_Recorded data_
# # # # #
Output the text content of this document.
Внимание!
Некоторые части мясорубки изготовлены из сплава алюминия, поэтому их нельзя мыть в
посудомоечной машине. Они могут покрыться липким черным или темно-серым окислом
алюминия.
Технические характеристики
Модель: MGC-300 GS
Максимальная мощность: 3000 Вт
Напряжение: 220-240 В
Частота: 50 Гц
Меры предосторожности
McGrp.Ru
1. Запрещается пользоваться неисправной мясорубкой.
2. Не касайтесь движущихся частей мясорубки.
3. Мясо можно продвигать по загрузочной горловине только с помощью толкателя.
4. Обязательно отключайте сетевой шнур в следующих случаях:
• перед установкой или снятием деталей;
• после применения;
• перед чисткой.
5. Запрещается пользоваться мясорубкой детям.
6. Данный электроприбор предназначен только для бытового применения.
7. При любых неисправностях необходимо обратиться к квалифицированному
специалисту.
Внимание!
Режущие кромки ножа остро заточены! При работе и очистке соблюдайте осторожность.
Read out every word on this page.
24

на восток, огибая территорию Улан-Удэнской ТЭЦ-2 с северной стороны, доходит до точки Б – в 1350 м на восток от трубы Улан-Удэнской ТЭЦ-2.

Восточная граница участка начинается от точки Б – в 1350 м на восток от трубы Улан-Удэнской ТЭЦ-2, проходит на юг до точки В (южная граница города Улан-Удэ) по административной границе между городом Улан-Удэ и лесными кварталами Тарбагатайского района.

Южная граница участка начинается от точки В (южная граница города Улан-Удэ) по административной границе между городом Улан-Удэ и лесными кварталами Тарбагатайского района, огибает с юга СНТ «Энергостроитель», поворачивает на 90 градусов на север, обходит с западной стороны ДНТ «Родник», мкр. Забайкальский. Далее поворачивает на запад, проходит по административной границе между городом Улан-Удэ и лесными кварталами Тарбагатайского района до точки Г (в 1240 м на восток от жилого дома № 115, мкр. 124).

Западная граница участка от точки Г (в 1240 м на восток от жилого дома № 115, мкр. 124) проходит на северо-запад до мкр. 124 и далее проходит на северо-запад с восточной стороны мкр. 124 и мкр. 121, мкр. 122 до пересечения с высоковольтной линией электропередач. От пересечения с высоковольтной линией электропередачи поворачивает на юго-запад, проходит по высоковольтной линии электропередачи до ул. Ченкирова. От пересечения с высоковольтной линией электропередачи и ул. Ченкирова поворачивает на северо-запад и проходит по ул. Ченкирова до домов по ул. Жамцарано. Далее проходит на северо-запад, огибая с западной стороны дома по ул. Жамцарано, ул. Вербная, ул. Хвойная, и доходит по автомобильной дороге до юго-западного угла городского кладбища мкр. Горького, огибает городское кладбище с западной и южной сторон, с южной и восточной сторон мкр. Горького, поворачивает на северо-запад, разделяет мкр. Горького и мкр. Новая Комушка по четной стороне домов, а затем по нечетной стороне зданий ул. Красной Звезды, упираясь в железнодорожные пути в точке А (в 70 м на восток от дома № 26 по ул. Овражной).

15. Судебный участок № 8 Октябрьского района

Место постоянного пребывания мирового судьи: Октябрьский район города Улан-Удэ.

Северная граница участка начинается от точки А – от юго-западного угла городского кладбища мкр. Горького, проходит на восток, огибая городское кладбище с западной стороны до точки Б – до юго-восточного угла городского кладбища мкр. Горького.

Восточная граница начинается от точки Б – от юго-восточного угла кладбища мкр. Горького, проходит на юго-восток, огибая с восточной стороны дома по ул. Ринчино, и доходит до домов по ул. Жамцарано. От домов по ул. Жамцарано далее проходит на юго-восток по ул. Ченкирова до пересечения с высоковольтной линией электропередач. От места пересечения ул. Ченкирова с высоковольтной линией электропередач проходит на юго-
# # # # #
_TO BE DONE_
Please quote the records above exactly, without skipping a line.

_RESPONSE TO THIS EXERCISE_
Output the text content of this document.
Внимание!
Некоторые части мясорубки изготовлены из сплава алюминия, поэтому их нельзя мыть в
посудомоечной машине. Они могут покрыться липким черным или темно-серым окислом
алюминия.
Технические характеристики
Модель: MGC-300 GS
Максимальная мощность: 3000 Вт
Напряжение: 220-240 В
Частота: 50 Гц
Меры предосторожности
McGrp.Ru
1. Запрещается пользоваться неисправной мясорубкой.
2. Не касайтесь движущихся частей мясорубки.
3. Мясо можно продвигать по загрузочной горловине только с помощью толкателя.
4. Обязательно отключайте сетевой шнур в следующих случаях:
• перед установкой или снятием деталей;
• после применения;
• перед чисткой.
5. Запрещается пользоваться мясорубкой детям.
6. Данный электроприбор предназначен только для бытового применения.
7. При любых неисправностях необходимо обратиться к квалифицированному
специалисту.
Внимание!
Режущие кромки ножа остро заточены! При работе и очистке соблюдайте осторожность.
Read out every word on this page.
24

на восток, огибая территорию Улан-Удэнской ТЭЦ-2 с северной стороны, доходит до точки Б – в 1350 м на восток от трубы Улан-Удэнской ТЭЦ-2.

Восточная граница участка начинается от точки Б – в 1350 м на восток от трубы Улан-Удэнской ТЭЦ-2, проходит на юг до точки В (южная граница города Улан-Удэ) по административной границе между городом Улан-Удэ и лесными кварталами Тарбагатайского района.

Южная граница участка начинается от точки В (южная граница города Улан-Удэ) по административной границе между городом Улан-Удэ и лесными кварталами Тарбагатайского района, огибает с юга СНТ «Энергостроитель», поворачивает на 90 градусов на север, обходит с западной стороны ДНТ «Родник», мкр. Забайкальский. Далее поворачивает на запад, проходит по административной границе между городом Улан-Удэ и лесными кварталами Тарбагатайского района до точки Г (в 1240 м на восток от жилого дома № 115, мкр. 124).

Западная граница участка от точки Г (в 1240 м на восток от жилого дома № 115, мкр. 124) проходит на северо-запад до мкр. 124 и далее проходит на северо-запад с восточной стороны мкр. 124 и мкр. 121, мкр. 122 до пересечения с высоковольтной линией электропередач. От пересечения с высоковольтной линией электропередачи поворачивает на юго-запад, проходит по высоковольтной линии электропередачи до ул. Ченкирова. От пересечения с высоковольтной линией электропередачи и ул. Ченкирова поворачивает на северо-запад и проходит по ул. Ченкирова до домов по ул. Жамцарано. Далее проходит на северо-запад, огибая с западной стороны дома по ул. Жамцарано, ул. Вербная, ул. Хвойная, и доходит по автомобильной дороге до юго-западного угла городского кладбища мкр. Горького, огибает городское кладбище с западной и южной сторон, с южной и восточной сторон мкр. Горького, поворачивает на северо-запад, разделяет мкр. Горького и мкр. Новая Комушка по четной стороне домов, а затем по нечетной стороне зданий ул. Красной Звезды, упираясь в железнодорожные пути в точке А (в 70 м на восток от дома № 26 по ул. Овражной).

15. Судебный участок № 8 Октябрьского района

Место постоянного пребывания мирового судьи: Октябрьский район города Улан-Удэ.

Северная граница участка начинается от точки А – от юго-западного угла городского кладбища мкр. Горького, проходит на восток, огибая городское кладбище с западной стороны до точки Б – до юго-восточного угла городского кладбища мкр. Горького.

Восточная граница начинается от точки Б – от юго-восточного угла кладбища мкр. Горького, проходит на юго-восток, огибая с восточной стороны дома по ул. Ринчино, и доходит до домов по ул. Жамцарано. От домов по ул. Жамцарано далее проходит на юго-восток по ул. Ченкирова до пересечения с высоковольтной линией электропередач. От места пересечения ул. Ченкирова с высоковольтной линией электропередач проходит на юго-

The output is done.